Dataset entries ->
[BEGIN]

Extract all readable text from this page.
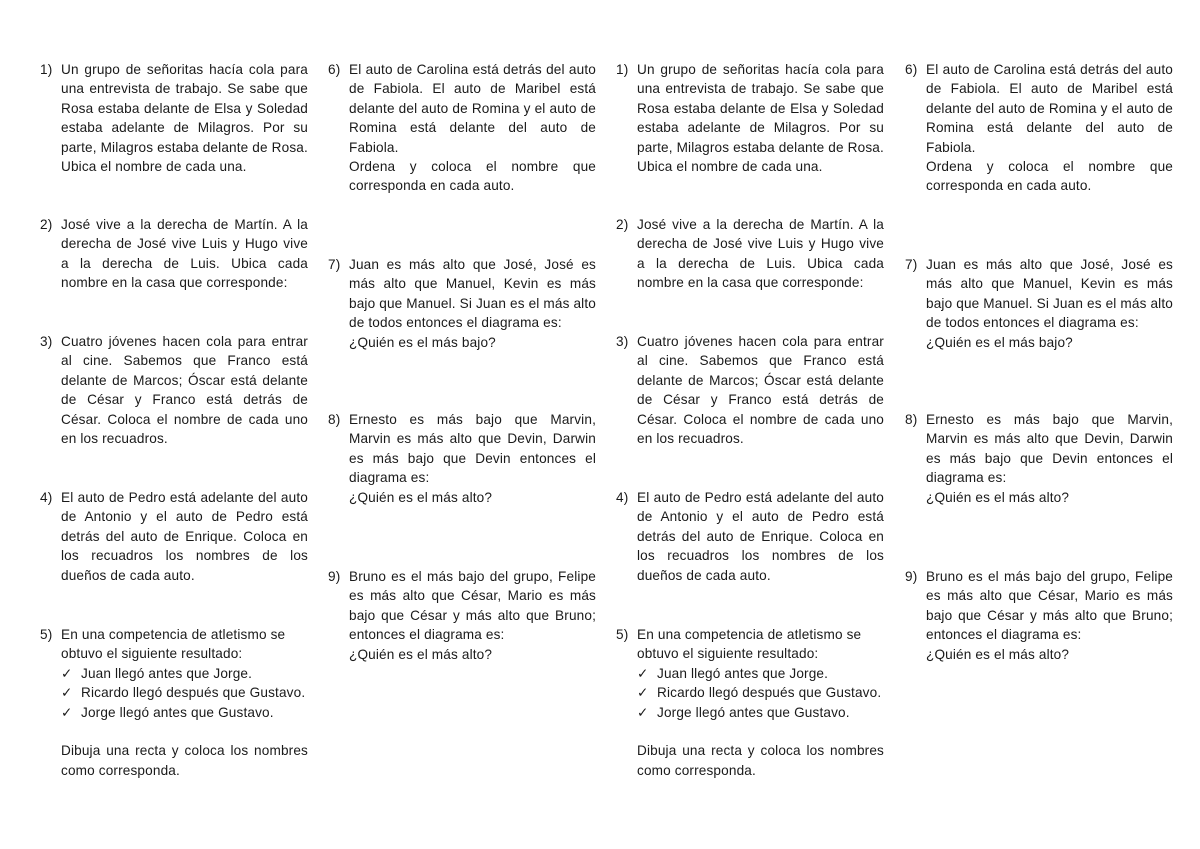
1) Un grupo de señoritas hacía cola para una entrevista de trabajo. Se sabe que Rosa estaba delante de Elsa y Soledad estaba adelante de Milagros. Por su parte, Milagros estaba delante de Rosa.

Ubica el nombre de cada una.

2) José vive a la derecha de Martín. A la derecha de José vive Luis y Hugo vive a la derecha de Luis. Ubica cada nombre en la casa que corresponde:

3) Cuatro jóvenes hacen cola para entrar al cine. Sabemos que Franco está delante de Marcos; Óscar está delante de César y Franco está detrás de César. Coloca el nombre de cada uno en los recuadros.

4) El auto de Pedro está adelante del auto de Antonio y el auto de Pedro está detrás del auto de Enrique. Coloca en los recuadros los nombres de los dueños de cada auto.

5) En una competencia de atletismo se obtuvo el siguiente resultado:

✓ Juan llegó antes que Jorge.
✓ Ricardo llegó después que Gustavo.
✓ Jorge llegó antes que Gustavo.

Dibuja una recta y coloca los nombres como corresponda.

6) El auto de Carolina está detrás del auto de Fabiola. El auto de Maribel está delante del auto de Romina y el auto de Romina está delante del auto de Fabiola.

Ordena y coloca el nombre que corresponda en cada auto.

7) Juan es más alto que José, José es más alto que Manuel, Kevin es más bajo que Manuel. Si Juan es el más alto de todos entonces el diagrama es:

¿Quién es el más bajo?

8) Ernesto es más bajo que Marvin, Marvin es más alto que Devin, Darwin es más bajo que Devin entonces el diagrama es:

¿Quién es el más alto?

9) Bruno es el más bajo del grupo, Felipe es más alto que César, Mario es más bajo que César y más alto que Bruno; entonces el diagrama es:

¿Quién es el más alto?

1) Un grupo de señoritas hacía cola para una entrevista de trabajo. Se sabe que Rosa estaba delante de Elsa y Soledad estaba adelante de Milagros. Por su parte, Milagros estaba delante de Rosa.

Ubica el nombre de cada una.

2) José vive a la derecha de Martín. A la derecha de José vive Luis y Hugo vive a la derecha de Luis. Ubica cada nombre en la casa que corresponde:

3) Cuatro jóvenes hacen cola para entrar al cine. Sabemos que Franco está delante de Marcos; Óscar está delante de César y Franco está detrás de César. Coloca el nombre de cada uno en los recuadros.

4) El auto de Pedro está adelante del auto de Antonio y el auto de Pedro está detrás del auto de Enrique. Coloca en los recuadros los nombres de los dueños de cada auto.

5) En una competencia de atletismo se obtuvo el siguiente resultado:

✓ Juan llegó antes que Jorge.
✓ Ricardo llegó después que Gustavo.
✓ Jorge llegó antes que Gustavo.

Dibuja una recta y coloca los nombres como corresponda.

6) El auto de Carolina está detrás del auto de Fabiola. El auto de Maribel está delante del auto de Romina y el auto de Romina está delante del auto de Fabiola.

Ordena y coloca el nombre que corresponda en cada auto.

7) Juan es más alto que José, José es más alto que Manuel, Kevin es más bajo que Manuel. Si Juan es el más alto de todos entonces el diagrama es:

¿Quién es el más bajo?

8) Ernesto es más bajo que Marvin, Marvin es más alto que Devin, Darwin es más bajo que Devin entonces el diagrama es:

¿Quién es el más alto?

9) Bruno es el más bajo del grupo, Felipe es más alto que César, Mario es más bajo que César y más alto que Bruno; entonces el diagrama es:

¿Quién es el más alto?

[END]

Work to do -> Exclude every picture and copy the remaining data exactly.

Expected answer ->
Extract all readable text from this page.
1) Un grupo de señoritas hacía cola para una entrevista de trabajo. Se sabe que Rosa estaba delante de Elsa y Soledad estaba adelante de Milagros. Por su parte, Milagros estaba delante de Rosa.

Ubica el nombre de cada una.

2) José vive a la derecha de Martín. A la derecha de José vive Luis y Hugo vive a la derecha de Luis. Ubica cada nombre en la casa que corresponde:

3) Cuatro jóvenes hacen cola para entrar al cine. Sabemos que Franco está delante de Marcos; Óscar está delante de César y Franco está detrás de César. Coloca el nombre de cada uno en los recuadros.

4) El auto de Pedro está adelante del auto de Antonio y el auto de Pedro está detrás del auto de Enrique. Coloca en los recuadros los nombres de los dueños de cada auto.

5) En una competencia de atletismo se obtuvo el siguiente resultado:

✓ Juan llegó antes que Jorge.
✓ Ricardo llegó después que Gustavo.
✓ Jorge llegó antes que Gustavo.

Dibuja una recta y coloca los nombres como corresponda.

6) El auto de Carolina está detrás del auto de Fabiola. El auto de Maribel está delante del auto de Romina y el auto de Romina está delante del auto de Fabiola.

Ordena y coloca el nombre que corresponda en cada auto.

7) Juan es más alto que José, José es más alto que Manuel, Kevin es más bajo que Manuel. Si Juan es el más alto de todos entonces el diagrama es:

¿Quién es el más bajo?

8) Ernesto es más bajo que Marvin, Marvin es más alto que Devin, Darwin es más bajo que Devin entonces el diagrama es:

¿Quién es el más alto?

9) Bruno es el más bajo del grupo, Felipe es más alto que César, Mario es más bajo que César y más alto que Bruno; entonces el diagrama es:

¿Quién es el más alto?

1) Un grupo de señoritas hacía cola para una entrevista de trabajo. Se sabe que Rosa estaba delante de Elsa y Soledad estaba adelante de Milagros. Por su parte, Milagros estaba delante de Rosa.

Ubica el nombre de cada una.

2) José vive a la derecha de Martín. A la derecha de José vive Luis y Hugo vive a la derecha de Luis. Ubica cada nombre en la casa que corresponde:

3) Cuatro jóvenes hacen cola para entrar al cine. Sabemos que Franco está delante de Marcos; Óscar está delante de César y Franco está detrás de César. Coloca el nombre de cada uno en los recuadros.

4) El auto de Pedro está adelante del auto de Antonio y el auto de Pedro está detrás del auto de Enrique. Coloca en los recuadros los nombres de los dueños de cada auto.

5) En una competencia de atletismo se obtuvo el siguiente resultado:

✓ Juan llegó antes que Jorge.
✓ Ricardo llegó después que Gustavo.
✓ Jorge llegó antes que Gustavo.

Dibuja una recta y coloca los nombres como corresponda.

6) El auto de Carolina está detrás del auto de Fabiola. El auto de Maribel está delante del auto de Romina y el auto de Romina está delante del auto de Fabiola.

Ordena y coloca el nombre que corresponda en cada auto.

7) Juan es más alto que José, José es más alto que Manuel, Kevin es más bajo que Manuel. Si Juan es el más alto de todos entonces el diagrama es:

¿Quién es el más bajo?

8) Ernesto es más bajo que Marvin, Marvin es más alto que Devin, Darwin es más bajo que Devin entonces el diagrama es:

¿Quién es el más alto?

9) Bruno es el más bajo del grupo, Felipe es más alto que César, Mario es más bajo que César y más alto que Bruno; entonces el diagrama es:

¿Quién es el más alto?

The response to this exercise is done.